◆ Exercise goal: Each entry needs to be restated exactly as written.
[START OF Recorded data]
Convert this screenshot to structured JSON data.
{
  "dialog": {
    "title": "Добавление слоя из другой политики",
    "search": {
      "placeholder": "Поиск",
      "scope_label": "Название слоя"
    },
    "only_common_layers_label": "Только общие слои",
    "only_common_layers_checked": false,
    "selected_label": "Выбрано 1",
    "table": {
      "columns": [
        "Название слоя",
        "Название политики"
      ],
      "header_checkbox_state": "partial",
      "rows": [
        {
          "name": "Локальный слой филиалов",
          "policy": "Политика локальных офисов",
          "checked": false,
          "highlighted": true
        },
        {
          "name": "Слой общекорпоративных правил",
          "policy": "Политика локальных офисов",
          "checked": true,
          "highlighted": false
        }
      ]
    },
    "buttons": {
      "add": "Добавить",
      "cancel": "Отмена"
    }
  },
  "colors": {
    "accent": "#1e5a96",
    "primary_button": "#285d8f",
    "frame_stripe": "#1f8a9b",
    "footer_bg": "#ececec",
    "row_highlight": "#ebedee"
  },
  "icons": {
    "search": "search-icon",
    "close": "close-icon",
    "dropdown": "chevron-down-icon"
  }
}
[END OF Recorded data]
◆ Answer to the exercise:
Convert this screenshot to structured JSON data.
{
  "dialog": {
    "title": "Добавление слоя из другой политики",
    "search": {
      "placeholder": "Поиск",
      "scope_label": "Название слоя"
    },
    "only_common_layers_label": "Только общие слои",
    "only_common_layers_checked": false,
    "selected_label": "Выбрано 1",
    "table": {
      "columns": [
        "Название слоя",
        "Название политики"
      ],
      "header_checkbox_state": "partial",
      "rows": [
        {
          "name": "Локальный слой филиалов",
          "policy": "Политика локальных офисов",
          "checked": false,
          "highlighted": true
        },
        {
          "name": "Слой общекорпоративных правил",
          "policy": "Политика локальных офисов",
          "checked": true,
          "highlighted": false
        }
      ]
    },
    "buttons": {
      "add": "Добавить",
      "cancel": "Отмена"
    }
  },
  "colors": {
    "accent": "#1e5a96",
    "primary_button": "#285d8f",
    "frame_stripe": "#1f8a9b",
    "footer_bg": "#ececec",
    "row_highlight": "#ebedee"
  },
  "icons": {
    "search": "search-icon",
    "close": "close-icon",
    "dropdown": "chevron-down-icon"
  }
}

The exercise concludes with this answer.